>> Start

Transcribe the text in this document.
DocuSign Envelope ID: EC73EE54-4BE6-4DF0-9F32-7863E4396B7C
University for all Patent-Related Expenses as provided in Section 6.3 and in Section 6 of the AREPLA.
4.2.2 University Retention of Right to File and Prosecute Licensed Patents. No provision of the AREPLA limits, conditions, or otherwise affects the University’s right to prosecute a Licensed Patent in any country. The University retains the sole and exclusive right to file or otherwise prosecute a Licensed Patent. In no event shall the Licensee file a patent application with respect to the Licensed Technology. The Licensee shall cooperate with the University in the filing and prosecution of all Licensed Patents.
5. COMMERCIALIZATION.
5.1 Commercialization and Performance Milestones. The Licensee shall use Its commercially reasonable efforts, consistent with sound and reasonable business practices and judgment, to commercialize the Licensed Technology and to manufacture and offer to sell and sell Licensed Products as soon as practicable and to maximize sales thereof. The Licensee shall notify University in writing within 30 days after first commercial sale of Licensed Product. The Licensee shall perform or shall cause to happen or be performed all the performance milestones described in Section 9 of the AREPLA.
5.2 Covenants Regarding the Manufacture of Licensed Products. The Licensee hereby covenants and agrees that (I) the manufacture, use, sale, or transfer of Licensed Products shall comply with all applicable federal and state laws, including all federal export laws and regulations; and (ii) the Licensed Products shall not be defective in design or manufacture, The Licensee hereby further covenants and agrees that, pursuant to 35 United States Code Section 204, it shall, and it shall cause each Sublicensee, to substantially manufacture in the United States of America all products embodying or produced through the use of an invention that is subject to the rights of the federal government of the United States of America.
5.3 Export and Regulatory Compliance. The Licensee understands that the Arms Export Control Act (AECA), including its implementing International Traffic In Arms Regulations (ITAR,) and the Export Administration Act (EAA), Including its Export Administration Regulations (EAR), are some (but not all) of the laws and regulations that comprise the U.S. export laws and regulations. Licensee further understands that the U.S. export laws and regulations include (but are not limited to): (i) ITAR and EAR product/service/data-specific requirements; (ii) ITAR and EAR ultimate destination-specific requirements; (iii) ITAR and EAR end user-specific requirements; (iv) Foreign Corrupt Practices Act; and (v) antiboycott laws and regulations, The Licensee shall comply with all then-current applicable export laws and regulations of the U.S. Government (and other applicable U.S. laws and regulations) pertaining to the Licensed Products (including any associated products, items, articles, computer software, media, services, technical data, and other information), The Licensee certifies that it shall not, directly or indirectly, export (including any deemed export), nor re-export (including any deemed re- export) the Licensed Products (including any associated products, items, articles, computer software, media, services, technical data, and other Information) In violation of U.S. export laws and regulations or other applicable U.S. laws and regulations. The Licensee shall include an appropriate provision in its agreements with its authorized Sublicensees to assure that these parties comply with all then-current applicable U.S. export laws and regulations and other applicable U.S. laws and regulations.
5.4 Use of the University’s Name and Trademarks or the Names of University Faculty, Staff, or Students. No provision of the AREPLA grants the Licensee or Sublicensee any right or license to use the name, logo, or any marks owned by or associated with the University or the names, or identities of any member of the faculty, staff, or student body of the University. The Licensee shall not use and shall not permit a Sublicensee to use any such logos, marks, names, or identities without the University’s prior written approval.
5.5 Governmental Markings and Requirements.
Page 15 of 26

>> End

Requirements —
Every entry must be output again, exactly as written above.

Result of this exercise —
Transcribe the text in this document.
DocuSign Envelope ID: EC73EE54-4BE6-4DF0-9F32-7863E4396B7C
University for all Patent-Related Expenses as provided in Section 6.3 and in Section 6 of the AREPLA.
4.2.2 University Retention of Right to File and Prosecute Licensed Patents. No provision of the AREPLA limits, conditions, or otherwise affects the University’s right to prosecute a Licensed Patent in any country. The University retains the sole and exclusive right to file or otherwise prosecute a Licensed Patent. In no event shall the Licensee file a patent application with respect to the Licensed Technology. The Licensee shall cooperate with the University in the filing and prosecution of all Licensed Patents.
5. COMMERCIALIZATION.
5.1 Commercialization and Performance Milestones. The Licensee shall use Its commercially reasonable efforts, consistent with sound and reasonable business practices and judgment, to commercialize the Licensed Technology and to manufacture and offer to sell and sell Licensed Products as soon as practicable and to maximize sales thereof. The Licensee shall notify University in writing within 30 days after first commercial sale of Licensed Product. The Licensee shall perform or shall cause to happen or be performed all the performance milestones described in Section 9 of the AREPLA.
5.2 Covenants Regarding the Manufacture of Licensed Products. The Licensee hereby covenants and agrees that (I) the manufacture, use, sale, or transfer of Licensed Products shall comply with all applicable federal and state laws, including all federal export laws and regulations; and (ii) the Licensed Products shall not be defective in design or manufacture, The Licensee hereby further covenants and agrees that, pursuant to 35 United States Code Section 204, it shall, and it shall cause each Sublicensee, to substantially manufacture in the United States of America all products embodying or produced through the use of an invention that is subject to the rights of the federal government of the United States of America.
5.3 Export and Regulatory Compliance. The Licensee understands that the Arms Export Control Act (AECA), including its implementing International Traffic In Arms Regulations (ITAR,) and the Export Administration Act (EAA), Including its Export Administration Regulations (EAR), are some (but not all) of the laws and regulations that comprise the U.S. export laws and regulations. Licensee further understands that the U.S. export laws and regulations include (but are not limited to): (i) ITAR and EAR product/service/data-specific requirements; (ii) ITAR and EAR ultimate destination-specific requirements; (iii) ITAR and EAR end user-specific requirements; (iv) Foreign Corrupt Practices Act; and (v) antiboycott laws and regulations, The Licensee shall comply with all then-current applicable export laws and regulations of the U.S. Government (and other applicable U.S. laws and regulations) pertaining to the Licensed Products (including any associated products, items, articles, computer software, media, services, technical data, and other information), The Licensee certifies that it shall not, directly or indirectly, export (including any deemed export), nor re-export (including any deemed re- export) the Licensed Products (including any associated products, items, articles, computer software, media, services, technical data, and other Information) In violation of U.S. export laws and regulations or other applicable U.S. laws and regulations. The Licensee shall include an appropriate provision in its agreements with its authorized Sublicensees to assure that these parties comply with all then-current applicable U.S. export laws and regulations and other applicable U.S. laws and regulations.
5.4 Use of the University’s Name and Trademarks or the Names of University Faculty, Staff, or Students. No provision of the AREPLA grants the Licensee or Sublicensee any right or license to use the name, logo, or any marks owned by or associated with the University or the names, or identities of any member of the faculty, staff, or student body of the University. The Licensee shall not use and shall not permit a Sublicensee to use any such logos, marks, names, or identities without the University’s prior written approval.
5.5 Governmental Markings and Requirements.
Page 15 of 26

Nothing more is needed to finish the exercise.